» **EXERCISE DESCRIPTION**: Print the data exactly as it is given, please.

» **SUPPLIED MATERIAL**:
=======

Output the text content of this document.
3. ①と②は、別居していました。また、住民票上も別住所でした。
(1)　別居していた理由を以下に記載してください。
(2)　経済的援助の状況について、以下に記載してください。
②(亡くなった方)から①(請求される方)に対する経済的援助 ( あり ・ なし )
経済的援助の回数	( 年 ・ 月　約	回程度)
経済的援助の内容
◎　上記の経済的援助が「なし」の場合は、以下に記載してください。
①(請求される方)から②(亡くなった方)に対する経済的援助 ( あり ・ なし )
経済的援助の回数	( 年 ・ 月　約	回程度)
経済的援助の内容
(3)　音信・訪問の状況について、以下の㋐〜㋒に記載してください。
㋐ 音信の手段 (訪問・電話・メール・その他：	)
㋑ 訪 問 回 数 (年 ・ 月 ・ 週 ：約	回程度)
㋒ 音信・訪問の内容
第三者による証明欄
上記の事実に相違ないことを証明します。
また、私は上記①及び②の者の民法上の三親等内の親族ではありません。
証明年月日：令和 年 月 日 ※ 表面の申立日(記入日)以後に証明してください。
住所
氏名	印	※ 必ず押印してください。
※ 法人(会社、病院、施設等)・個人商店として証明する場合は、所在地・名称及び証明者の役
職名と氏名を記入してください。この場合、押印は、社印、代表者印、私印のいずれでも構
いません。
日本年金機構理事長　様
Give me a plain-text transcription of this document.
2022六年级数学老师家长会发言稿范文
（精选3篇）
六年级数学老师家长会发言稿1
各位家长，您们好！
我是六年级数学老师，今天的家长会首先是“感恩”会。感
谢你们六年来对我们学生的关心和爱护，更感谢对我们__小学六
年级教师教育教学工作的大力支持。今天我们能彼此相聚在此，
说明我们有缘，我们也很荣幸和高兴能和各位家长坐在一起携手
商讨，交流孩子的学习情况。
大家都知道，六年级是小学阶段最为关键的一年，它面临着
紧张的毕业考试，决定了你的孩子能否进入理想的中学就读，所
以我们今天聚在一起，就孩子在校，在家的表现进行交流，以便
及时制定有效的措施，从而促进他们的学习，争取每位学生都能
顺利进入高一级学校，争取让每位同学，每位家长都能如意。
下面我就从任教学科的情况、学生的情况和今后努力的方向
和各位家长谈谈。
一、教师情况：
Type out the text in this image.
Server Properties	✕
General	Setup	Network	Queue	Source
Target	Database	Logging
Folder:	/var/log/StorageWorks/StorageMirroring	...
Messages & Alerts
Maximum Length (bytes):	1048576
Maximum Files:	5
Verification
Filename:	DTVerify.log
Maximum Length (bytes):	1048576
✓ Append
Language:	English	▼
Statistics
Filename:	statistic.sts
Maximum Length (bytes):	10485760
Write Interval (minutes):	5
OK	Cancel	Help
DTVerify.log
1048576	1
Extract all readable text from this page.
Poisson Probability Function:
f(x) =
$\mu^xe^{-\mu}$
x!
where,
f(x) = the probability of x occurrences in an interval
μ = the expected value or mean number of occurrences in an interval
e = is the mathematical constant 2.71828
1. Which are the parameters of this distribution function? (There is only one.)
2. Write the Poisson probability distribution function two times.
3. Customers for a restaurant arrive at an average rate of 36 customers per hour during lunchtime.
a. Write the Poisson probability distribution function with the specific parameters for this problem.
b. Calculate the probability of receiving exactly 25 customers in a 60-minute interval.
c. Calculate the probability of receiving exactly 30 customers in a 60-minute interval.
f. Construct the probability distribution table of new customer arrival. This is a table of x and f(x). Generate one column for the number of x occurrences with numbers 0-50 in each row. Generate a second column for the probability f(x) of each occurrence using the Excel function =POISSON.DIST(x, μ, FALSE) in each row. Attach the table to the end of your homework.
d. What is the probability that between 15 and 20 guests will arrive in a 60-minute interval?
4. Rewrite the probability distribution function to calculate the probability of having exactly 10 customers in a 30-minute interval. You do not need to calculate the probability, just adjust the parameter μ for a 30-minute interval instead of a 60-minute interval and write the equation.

=======

» **EXERCISE RESULT**:
Output the text content of this document.
3. ①と②は、別居していました。また、住民票上も別住所でした。
(1)　別居していた理由を以下に記載してください。
(2)　経済的援助の状況について、以下に記載してください。
②(亡くなった方)から①(請求される方)に対する経済的援助 ( あり ・ なし )
経済的援助の回数	( 年 ・ 月　約	回程度)
経済的援助の内容
◎　上記の経済的援助が「なし」の場合は、以下に記載してください。
①(請求される方)から②(亡くなった方)に対する経済的援助 ( あり ・ なし )
経済的援助の回数	( 年 ・ 月　約	回程度)
経済的援助の内容
(3)　音信・訪問の状況について、以下の㋐〜㋒に記載してください。
㋐ 音信の手段 (訪問・電話・メール・その他：	)
㋑ 訪 問 回 数 (年 ・ 月 ・ 週 ：約	回程度)
㋒ 音信・訪問の内容
第三者による証明欄
上記の事実に相違ないことを証明します。
また、私は上記①及び②の者の民法上の三親等内の親族ではありません。
証明年月日：令和 年 月 日 ※ 表面の申立日(記入日)以後に証明してください。
住所
氏名	印	※ 必ず押印してください。
※ 法人(会社、病院、施設等)・個人商店として証明する場合は、所在地・名称及び証明者の役
職名と氏名を記入してください。この場合、押印は、社印、代表者印、私印のいずれでも構
いません。
日本年金機構理事長　様
Give me a plain-text transcription of this document.
2022六年级数学老师家长会发言稿范文
（精选3篇）
六年级数学老师家长会发言稿1
各位家长，您们好！
我是六年级数学老师，今天的家长会首先是“感恩”会。感
谢你们六年来对我们学生的关心和爱护，更感谢对我们__小学六
年级教师教育教学工作的大力支持。今天我们能彼此相聚在此，
说明我们有缘，我们也很荣幸和高兴能和各位家长坐在一起携手
商讨，交流孩子的学习情况。
大家都知道，六年级是小学阶段最为关键的一年，它面临着
紧张的毕业考试，决定了你的孩子能否进入理想的中学就读，所
以我们今天聚在一起，就孩子在校，在家的表现进行交流，以便
及时制定有效的措施，从而促进他们的学习，争取每位学生都能
顺利进入高一级学校，争取让每位同学，每位家长都能如意。
下面我就从任教学科的情况、学生的情况和今后努力的方向
和各位家长谈谈。
一、教师情况：
Type out the text in this image.
Server Properties	✕
General	Setup	Network	Queue	Source
Target	Database	Logging
Folder:	/var/log/StorageWorks/StorageMirroring	...
Messages & Alerts
Maximum Length (bytes):	1048576
Maximum Files:	5
Verification
Filename:	DTVerify.log
Maximum Length (bytes):	1048576
✓ Append
Language:	English	▼
Statistics
Filename:	statistic.sts
Maximum Length (bytes):	10485760
Write Interval (minutes):	5
OK	Cancel	Help
DTVerify.log
1048576	1
Extract all readable text from this page.
Poisson Probability Function:
f(x) =
$\mu^xe^{-\mu}$
x!
where,
f(x) = the probability of x occurrences in an interval
μ = the expected value or mean number of occurrences in an interval
e = is the mathematical constant 2.71828
1. Which are the parameters of this distribution function? (There is only one.)
2. Write the Poisson probability distribution function two times.
3. Customers for a restaurant arrive at an average rate of 36 customers per hour during lunchtime.
a. Write the Poisson probability distribution function with the specific parameters for this problem.
b. Calculate the probability of receiving exactly 25 customers in a 60-minute interval.
c. Calculate the probability of receiving exactly 30 customers in a 60-minute interval.
f. Construct the probability distribution table of new customer arrival. This is a table of x and f(x). Generate one column for the number of x occurrences with numbers 0-50 in each row. Generate a second column for the probability f(x) of each occurrence using the Excel function =POISSON.DIST(x, μ, FALSE) in each row. Attach the table to the end of your homework.
d. What is the probability that between 15 and 20 guests will arrive in a 60-minute interval?
4. Rewrite the probability distribution function to calculate the probability of having exactly 10 customers in a 30-minute interval. You do not need to calculate the probability, just adjust the parameter μ for a 30-minute interval instead of a 60-minute interval and write the equation.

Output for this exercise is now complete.